Box annotation data:
* start *

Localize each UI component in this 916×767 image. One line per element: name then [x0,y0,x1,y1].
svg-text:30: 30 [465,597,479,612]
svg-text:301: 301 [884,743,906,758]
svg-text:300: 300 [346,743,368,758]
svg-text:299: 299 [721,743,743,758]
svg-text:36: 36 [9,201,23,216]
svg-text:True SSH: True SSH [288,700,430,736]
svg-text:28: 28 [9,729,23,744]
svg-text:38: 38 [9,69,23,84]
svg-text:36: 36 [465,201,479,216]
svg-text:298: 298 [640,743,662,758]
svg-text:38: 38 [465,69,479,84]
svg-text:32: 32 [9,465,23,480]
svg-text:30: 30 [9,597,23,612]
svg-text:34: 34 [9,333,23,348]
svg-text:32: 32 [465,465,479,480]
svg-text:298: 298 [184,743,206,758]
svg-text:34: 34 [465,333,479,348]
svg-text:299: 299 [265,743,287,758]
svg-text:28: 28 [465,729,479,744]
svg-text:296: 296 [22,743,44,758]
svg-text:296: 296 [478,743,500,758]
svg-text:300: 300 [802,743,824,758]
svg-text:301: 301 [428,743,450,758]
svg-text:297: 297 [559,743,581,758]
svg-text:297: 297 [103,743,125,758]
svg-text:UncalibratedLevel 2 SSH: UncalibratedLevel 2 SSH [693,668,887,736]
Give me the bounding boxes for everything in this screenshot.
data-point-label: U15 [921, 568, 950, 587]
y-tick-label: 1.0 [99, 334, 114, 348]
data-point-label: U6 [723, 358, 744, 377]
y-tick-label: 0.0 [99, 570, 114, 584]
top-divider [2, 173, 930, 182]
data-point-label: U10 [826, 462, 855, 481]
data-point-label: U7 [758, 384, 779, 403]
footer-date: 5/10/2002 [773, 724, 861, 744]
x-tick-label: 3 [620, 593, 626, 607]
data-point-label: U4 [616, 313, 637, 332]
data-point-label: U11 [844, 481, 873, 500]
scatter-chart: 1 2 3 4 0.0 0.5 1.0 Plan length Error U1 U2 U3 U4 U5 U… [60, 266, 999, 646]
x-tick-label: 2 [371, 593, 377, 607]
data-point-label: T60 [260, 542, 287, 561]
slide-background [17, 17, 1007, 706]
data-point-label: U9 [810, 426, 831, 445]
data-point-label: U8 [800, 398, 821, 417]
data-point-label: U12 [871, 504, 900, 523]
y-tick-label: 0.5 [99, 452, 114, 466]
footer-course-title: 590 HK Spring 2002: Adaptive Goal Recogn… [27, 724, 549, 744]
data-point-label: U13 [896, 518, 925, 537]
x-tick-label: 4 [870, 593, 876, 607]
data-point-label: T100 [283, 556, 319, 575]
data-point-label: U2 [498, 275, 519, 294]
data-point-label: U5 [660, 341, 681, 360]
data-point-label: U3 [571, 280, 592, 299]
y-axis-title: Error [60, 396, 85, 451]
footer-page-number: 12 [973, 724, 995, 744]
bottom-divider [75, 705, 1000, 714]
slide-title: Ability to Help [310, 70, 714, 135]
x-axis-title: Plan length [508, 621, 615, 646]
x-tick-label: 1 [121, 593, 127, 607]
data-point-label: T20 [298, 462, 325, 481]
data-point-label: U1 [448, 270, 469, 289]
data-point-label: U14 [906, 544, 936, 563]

* end *

*Short problem*
Repeat every line of the items above word for word, from the first to the last.

*Worked solution*
Localize each UI component in this 916×767 image. One line per element: name then [x0,y0,x1,y1].
svg-text:30: 30 [465,597,479,612]
svg-text:301: 301 [884,743,906,758]
svg-text:300: 300 [346,743,368,758]
svg-text:299: 299 [721,743,743,758]
svg-text:36: 36 [9,201,23,216]
svg-text:True SSH: True SSH [288,700,430,736]
svg-text:28: 28 [9,729,23,744]
svg-text:38: 38 [9,69,23,84]
svg-text:36: 36 [465,201,479,216]
svg-text:298: 298 [640,743,662,758]
svg-text:38: 38 [465,69,479,84]
svg-text:32: 32 [9,465,23,480]
svg-text:30: 30 [9,597,23,612]
svg-text:34: 34 [9,333,23,348]
svg-text:32: 32 [465,465,479,480]
svg-text:298: 298 [184,743,206,758]
svg-text:34: 34 [465,333,479,348]
svg-text:299: 299 [265,743,287,758]
svg-text:28: 28 [465,729,479,744]
svg-text:296: 296 [22,743,44,758]
svg-text:296: 296 [478,743,500,758]
svg-text:300: 300 [802,743,824,758]
svg-text:301: 301 [428,743,450,758]
svg-text:297: 297 [559,743,581,758]
svg-text:297: 297 [103,743,125,758]
svg-text:UncalibratedLevel 2 SSH: UncalibratedLevel 2 SSH [693,668,887,736]
Give me the bounding boxes for everything in this screenshot.
data-point-label: U15 [921, 568, 950, 587]
y-tick-label: 1.0 [99, 334, 114, 348]
data-point-label: U6 [723, 358, 744, 377]
y-tick-label: 0.0 [99, 570, 114, 584]
top-divider [2, 173, 930, 182]
data-point-label: U10 [826, 462, 855, 481]
data-point-label: U7 [758, 384, 779, 403]
footer-date: 5/10/2002 [773, 724, 861, 744]
x-tick-label: 3 [620, 593, 626, 607]
data-point-label: U4 [616, 313, 637, 332]
data-point-label: U11 [844, 481, 873, 500]
scatter-chart: 1 2 3 4 0.0 0.5 1.0 Plan length Error U1 U2 U3 U4 U5 U… [60, 266, 999, 646]
x-tick-label: 2 [371, 593, 377, 607]
data-point-label: T60 [260, 542, 287, 561]
slide-background [17, 17, 1007, 706]
data-point-label: U9 [810, 426, 831, 445]
data-point-label: U8 [800, 398, 821, 417]
data-point-label: U12 [871, 504, 900, 523]
y-tick-label: 0.5 [99, 452, 114, 466]
footer-course-title: 590 HK Spring 2002: Adaptive Goal Recogn… [27, 724, 549, 744]
data-point-label: U13 [896, 518, 925, 537]
x-tick-label: 4 [870, 593, 876, 607]
data-point-label: T100 [283, 556, 319, 575]
data-point-label: U2 [498, 275, 519, 294]
data-point-label: U5 [660, 341, 681, 360]
data-point-label: U3 [571, 280, 592, 299]
y-axis-title: Error [60, 396, 85, 451]
footer-page-number: 12 [973, 724, 995, 744]
bottom-divider [75, 705, 1000, 714]
slide-title: Ability to Help [310, 70, 714, 135]
x-axis-title: Plan length [508, 621, 615, 646]
x-tick-label: 1 [121, 593, 127, 607]
data-point-label: T20 [298, 462, 325, 481]
data-point-label: U1 [448, 270, 469, 289]
data-point-label: U14 [906, 544, 936, 563]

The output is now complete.